* **Provided entries**:
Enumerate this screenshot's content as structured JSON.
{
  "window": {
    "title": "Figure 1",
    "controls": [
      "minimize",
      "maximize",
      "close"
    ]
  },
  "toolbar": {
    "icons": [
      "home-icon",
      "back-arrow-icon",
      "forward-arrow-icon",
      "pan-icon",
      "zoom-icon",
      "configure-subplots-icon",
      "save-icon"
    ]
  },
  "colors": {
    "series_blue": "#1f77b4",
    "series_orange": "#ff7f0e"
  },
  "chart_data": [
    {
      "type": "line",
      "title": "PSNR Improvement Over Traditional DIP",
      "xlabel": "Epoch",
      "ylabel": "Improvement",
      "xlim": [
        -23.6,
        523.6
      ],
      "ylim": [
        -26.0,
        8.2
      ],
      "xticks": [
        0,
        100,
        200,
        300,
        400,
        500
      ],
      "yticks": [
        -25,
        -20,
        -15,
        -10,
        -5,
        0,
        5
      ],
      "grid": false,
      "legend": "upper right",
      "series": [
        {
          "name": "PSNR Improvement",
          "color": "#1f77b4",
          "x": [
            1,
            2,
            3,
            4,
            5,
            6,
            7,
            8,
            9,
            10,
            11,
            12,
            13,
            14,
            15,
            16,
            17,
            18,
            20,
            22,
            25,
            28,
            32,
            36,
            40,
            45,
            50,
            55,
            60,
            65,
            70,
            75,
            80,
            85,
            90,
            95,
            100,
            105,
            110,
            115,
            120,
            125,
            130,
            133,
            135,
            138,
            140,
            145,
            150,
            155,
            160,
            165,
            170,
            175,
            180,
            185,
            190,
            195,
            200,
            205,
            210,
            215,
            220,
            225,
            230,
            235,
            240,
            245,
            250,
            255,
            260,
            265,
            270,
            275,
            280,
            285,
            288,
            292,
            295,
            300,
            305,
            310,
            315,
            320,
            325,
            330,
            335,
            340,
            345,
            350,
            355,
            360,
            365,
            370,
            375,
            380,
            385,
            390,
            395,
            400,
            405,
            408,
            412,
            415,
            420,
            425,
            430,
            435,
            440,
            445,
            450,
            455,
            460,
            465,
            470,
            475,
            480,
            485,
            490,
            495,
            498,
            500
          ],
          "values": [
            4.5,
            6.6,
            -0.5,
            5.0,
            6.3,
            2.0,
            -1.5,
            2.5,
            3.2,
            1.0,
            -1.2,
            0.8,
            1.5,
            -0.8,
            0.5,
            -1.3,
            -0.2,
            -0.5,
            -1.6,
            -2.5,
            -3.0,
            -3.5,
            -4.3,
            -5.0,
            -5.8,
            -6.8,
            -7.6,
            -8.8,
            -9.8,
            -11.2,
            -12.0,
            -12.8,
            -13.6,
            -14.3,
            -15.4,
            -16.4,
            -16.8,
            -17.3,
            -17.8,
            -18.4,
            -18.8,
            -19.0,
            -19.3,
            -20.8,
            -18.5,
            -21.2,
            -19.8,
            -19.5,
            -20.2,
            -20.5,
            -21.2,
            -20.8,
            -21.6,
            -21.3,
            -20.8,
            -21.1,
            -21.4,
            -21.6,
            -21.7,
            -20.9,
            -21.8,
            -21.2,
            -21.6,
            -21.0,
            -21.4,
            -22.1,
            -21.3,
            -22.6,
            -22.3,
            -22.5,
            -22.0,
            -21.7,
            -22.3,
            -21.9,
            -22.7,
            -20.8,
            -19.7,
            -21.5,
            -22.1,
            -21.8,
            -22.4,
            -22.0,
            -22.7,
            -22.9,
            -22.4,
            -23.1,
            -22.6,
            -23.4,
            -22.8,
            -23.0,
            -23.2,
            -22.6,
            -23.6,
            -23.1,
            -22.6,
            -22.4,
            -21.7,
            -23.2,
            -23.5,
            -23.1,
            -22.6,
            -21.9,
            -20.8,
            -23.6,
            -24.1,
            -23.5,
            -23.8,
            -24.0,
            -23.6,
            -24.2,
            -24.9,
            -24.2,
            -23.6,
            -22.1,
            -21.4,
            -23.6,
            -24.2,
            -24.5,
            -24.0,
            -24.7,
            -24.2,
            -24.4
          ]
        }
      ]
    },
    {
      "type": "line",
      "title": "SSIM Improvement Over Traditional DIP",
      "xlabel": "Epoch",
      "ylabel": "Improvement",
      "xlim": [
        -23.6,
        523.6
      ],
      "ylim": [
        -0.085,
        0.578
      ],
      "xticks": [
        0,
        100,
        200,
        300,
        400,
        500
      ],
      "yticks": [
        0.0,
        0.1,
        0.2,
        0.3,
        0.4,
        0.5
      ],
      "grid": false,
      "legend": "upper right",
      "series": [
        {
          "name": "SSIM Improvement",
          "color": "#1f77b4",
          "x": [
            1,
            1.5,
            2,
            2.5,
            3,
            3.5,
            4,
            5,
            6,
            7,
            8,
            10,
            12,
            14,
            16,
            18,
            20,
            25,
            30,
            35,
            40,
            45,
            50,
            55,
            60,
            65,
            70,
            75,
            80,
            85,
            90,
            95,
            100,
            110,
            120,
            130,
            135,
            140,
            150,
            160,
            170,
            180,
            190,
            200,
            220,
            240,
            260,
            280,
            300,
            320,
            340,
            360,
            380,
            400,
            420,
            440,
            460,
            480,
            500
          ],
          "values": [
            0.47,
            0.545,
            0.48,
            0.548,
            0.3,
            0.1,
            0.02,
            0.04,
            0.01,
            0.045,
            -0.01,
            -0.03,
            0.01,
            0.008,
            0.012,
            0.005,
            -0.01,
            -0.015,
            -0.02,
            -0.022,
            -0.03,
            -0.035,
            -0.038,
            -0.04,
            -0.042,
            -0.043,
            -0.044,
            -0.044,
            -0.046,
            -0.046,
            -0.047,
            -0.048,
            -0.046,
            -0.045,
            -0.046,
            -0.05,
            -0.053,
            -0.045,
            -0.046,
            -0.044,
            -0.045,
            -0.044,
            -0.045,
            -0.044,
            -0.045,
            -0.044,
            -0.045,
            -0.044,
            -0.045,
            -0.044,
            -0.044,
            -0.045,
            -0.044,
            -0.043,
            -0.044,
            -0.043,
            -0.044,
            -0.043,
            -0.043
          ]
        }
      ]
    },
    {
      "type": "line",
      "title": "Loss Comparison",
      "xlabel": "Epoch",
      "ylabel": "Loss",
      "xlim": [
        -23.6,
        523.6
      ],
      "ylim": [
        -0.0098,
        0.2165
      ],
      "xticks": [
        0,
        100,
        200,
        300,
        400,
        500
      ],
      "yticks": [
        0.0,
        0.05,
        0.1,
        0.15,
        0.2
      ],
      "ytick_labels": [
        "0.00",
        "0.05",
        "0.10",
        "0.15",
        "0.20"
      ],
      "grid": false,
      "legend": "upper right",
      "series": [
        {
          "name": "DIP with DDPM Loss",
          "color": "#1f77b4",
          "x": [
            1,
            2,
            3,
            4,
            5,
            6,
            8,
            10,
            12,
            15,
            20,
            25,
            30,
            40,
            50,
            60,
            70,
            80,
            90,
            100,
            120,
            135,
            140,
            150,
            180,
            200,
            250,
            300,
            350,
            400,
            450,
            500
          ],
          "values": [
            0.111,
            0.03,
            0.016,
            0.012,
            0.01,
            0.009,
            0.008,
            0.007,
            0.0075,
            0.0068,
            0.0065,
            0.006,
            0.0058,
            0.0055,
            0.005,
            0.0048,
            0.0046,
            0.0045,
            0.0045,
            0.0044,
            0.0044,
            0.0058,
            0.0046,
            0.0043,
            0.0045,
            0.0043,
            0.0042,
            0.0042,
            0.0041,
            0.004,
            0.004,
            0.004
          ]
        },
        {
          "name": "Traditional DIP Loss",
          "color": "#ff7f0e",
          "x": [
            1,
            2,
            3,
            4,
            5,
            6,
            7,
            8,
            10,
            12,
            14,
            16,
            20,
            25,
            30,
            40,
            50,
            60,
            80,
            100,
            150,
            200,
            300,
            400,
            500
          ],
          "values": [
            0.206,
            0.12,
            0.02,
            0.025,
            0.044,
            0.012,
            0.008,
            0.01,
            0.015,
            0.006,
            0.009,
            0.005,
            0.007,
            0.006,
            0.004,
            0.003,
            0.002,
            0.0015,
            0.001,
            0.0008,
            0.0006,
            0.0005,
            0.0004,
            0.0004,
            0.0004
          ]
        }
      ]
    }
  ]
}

--

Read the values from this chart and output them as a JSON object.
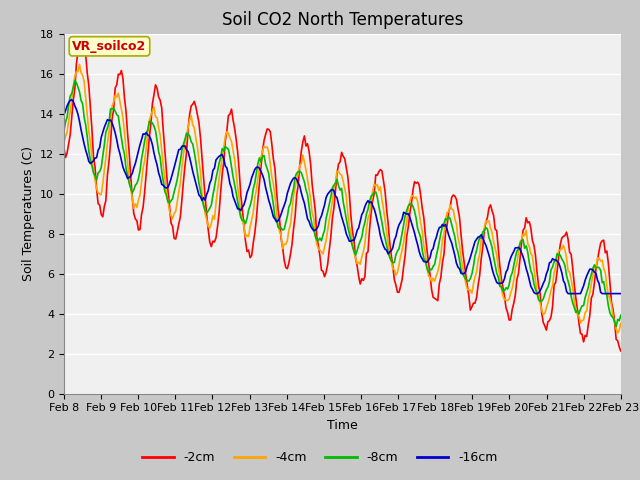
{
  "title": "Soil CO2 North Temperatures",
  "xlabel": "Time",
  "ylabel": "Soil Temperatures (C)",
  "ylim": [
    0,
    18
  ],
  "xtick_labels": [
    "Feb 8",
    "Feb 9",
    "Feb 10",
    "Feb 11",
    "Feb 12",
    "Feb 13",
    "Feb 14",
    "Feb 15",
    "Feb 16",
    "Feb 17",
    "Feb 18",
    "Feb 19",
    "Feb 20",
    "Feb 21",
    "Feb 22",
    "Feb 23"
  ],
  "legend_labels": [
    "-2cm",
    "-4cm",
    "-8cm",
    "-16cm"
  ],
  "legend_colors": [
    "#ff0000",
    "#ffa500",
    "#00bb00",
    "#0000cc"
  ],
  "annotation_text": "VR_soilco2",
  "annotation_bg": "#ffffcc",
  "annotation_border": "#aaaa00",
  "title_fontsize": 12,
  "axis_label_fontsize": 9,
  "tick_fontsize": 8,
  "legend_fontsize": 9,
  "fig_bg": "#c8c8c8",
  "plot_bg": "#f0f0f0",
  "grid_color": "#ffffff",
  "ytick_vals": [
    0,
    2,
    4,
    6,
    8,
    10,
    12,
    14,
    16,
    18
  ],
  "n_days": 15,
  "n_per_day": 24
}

* **What you will do**: Search the lines for the string "name" and copy every line that has it.

* **Full answer**:
          "name": "PSNR Improvement",
          "name": "SSIM Improvement",
          "name": "DIP with DDPM Loss",
          "name": "Traditional DIP Loss",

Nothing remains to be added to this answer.